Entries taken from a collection

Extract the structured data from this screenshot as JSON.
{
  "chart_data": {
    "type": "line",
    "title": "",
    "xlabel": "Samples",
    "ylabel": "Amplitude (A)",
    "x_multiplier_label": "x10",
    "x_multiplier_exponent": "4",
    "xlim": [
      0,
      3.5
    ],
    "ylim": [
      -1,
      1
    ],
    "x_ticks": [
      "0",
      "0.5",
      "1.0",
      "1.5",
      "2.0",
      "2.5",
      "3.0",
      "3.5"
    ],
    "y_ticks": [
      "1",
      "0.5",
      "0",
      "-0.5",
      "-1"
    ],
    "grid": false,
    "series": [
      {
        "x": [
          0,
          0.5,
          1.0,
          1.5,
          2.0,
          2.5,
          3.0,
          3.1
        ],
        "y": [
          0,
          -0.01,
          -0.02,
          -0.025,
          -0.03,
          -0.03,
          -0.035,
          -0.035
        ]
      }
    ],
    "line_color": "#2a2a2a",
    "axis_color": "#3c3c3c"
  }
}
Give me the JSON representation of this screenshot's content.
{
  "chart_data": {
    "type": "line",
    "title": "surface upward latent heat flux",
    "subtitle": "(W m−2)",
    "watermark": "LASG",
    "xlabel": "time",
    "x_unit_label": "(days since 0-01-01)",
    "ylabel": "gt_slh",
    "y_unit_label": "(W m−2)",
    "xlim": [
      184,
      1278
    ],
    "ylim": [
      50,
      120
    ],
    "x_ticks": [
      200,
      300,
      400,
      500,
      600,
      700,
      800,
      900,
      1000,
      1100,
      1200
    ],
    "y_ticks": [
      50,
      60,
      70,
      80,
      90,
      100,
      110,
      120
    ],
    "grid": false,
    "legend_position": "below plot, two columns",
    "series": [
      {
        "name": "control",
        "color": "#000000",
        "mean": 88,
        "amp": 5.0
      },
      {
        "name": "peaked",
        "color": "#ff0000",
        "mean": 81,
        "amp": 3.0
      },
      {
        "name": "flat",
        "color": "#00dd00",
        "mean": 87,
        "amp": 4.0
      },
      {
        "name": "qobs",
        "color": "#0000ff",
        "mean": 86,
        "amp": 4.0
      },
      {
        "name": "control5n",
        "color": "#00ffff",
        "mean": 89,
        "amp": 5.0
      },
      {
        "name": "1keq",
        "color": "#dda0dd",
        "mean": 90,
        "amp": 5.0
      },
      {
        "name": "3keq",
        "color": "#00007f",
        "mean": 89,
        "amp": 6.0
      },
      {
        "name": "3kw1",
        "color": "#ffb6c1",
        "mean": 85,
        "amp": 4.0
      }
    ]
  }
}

*INSTRUCTIONS TO FOLLOW*. Find the lines above holding the word "this" and show them.

*RESPONSE*.
Extract the structured data from this screenshot as JSON.
Give me the JSON representation of this screenshot's content.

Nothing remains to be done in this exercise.